-- Start PROVIDED DATA --

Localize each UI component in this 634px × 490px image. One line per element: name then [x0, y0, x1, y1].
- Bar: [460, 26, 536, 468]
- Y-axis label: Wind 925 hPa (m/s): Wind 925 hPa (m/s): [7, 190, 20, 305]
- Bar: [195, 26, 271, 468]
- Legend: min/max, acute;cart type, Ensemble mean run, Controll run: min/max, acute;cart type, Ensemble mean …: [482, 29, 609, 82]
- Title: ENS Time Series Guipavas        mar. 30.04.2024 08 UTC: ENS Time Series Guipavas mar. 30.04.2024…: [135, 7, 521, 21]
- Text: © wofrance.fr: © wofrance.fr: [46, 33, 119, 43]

-- End PROVIDED DATA --

● PROBLEM REQUIREMENTS
Pick out every line in the rows above that contains the word "Localize", and copy each such line in full.

● EXPECTED ANSWER
Localize each UI component in this 634px × 490px image. One line per element: name then [x0, y0, x1, y1].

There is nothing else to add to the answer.